→ **Do this**
Would you pull out every line of the material that contains the string "PNBE"?

→ **Material for this task**
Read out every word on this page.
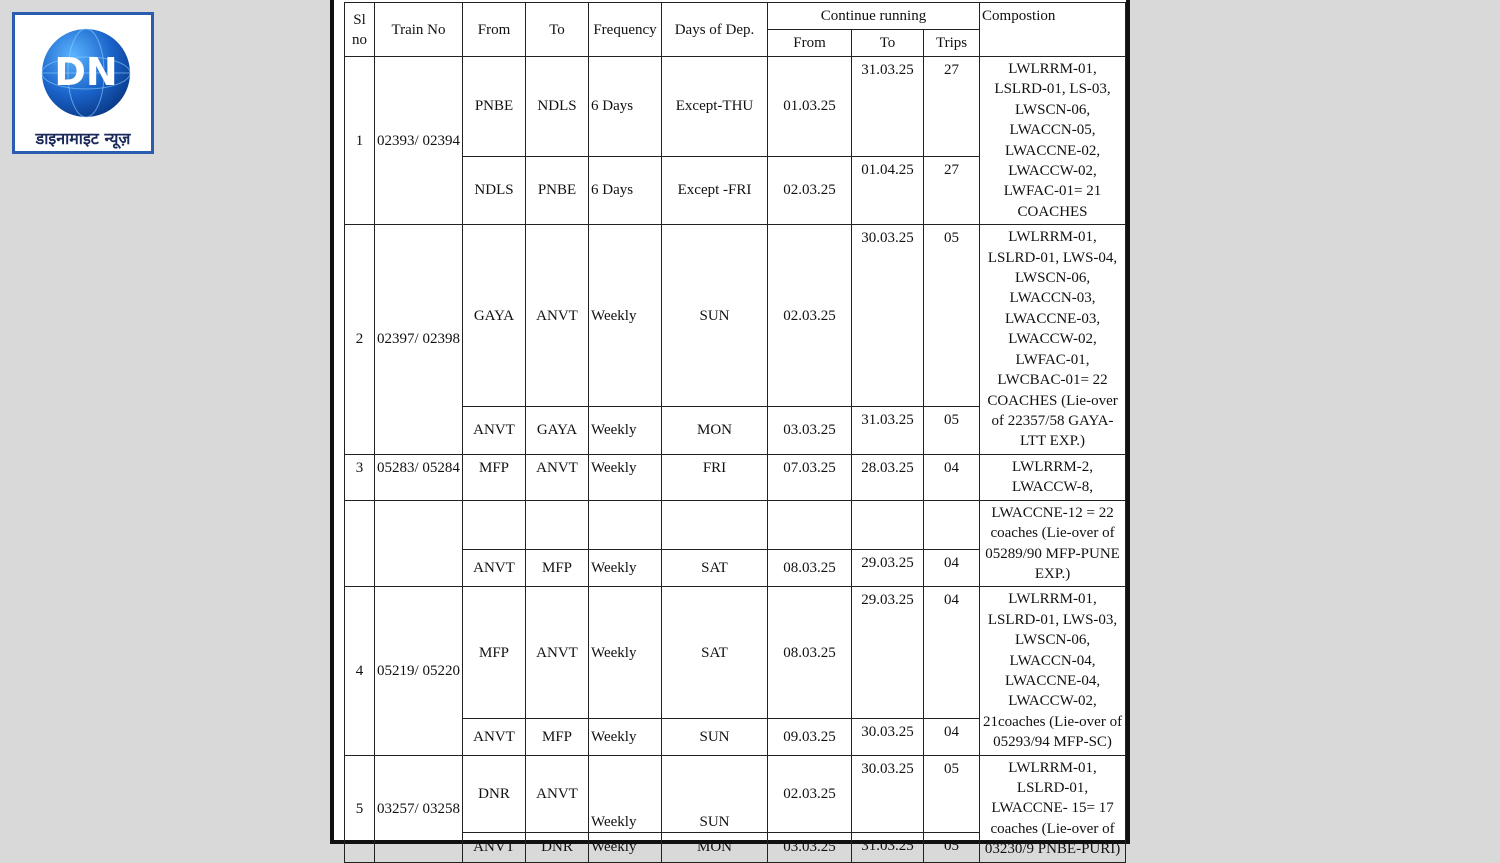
DN
डाइनामाइट न्यूज़
Sl no	Train No	From	To	Frequency	Days of Dep.	Continue running			Compostion
						From	To	Trips	
1	02393/ 02394	PNBE	NDLS	6 Days	Except-THU	01.03.25	31.03.25	27	LWLRRM-01, LSLRD-01, LS-03, LWSCN-06, LWACCN-05, LWACCNE-02, LWACCW-02, LWFAC-01= 21 COACHES
		NDLS	PNBE	6 Days	Except -FRI	02.03.25	01.04.25	27	
2	02397/ 02398	GAYA	ANVT	Weekly	SUN	02.03.25	30.03.25	05	LWLRRM-01, LSLRD-01, LWS-04, LWSCN-06, LWACCN-03, LWACCNE-03, LWACCW-02, LWFAC-01, LWCBAC-01= 22 COACHES (Lie-over of 22357/58 GAYA-LTT EXP.)
		ANVT	GAYA	Weekly	MON	03.03.25	31.03.25	05	
3	05283/ 05284	MFP	ANVT	Weekly	FRI	07.03.25	28.03.25	04	LWLRRM-2, LWACCW-8,
									LWACCNE-12 = 22 coaches (Lie-over of 05289/90 MFP-PUNE EXP.)
		ANVT	MFP	Weekly	SAT	08.03.25	29.03.25	04	
4	05219/ 05220	MFP	ANVT	Weekly	SAT	08.03.25	29.03.25	04	LWLRRM-01, LSLRD-01, LWS-03, LWSCN-06, LWACCN-04, LWACCNE-04, LWACCW-02, 21coaches (Lie-over of 05293/94 MFP-SC)
		ANVT	MFP	Weekly	SUN	09.03.25	30.03.25	04	
5	03257/ 03258	DNR	ANVT	Weekly	SUN	02.03.25	30.03.25	05	LWLRRM-01, LSLRD-01, LWACCNE- 15= 17 coaches (Lie-over of 03230/9 PNBE-PURI)
		ANVT	DNR	Weekly	MON	03.03.25	31.03.25	05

→ **Correct output**
1	02393/ 02394	PNBE	NDLS	6 Days	Except-THU	01.03.25	31.03.25	27	LWLRRM-01, LSLRD-01, LS-03, LWSCN-06, LWACCN-05, LWACCNE-02, LWACCW-02, LWFAC-01= 21 COACHES
		NDLS	PNBE	6 Days	Except -FRI	02.03.25	01.04.25	27	
5	03257/ 03258	DNR	ANVT	Weekly	SUN	02.03.25	30.03.25	05	LWLRRM-01, LSLRD-01, LWACCNE- 15= 17 coaches (Lie-over of 03230/9 PNBE-PURI)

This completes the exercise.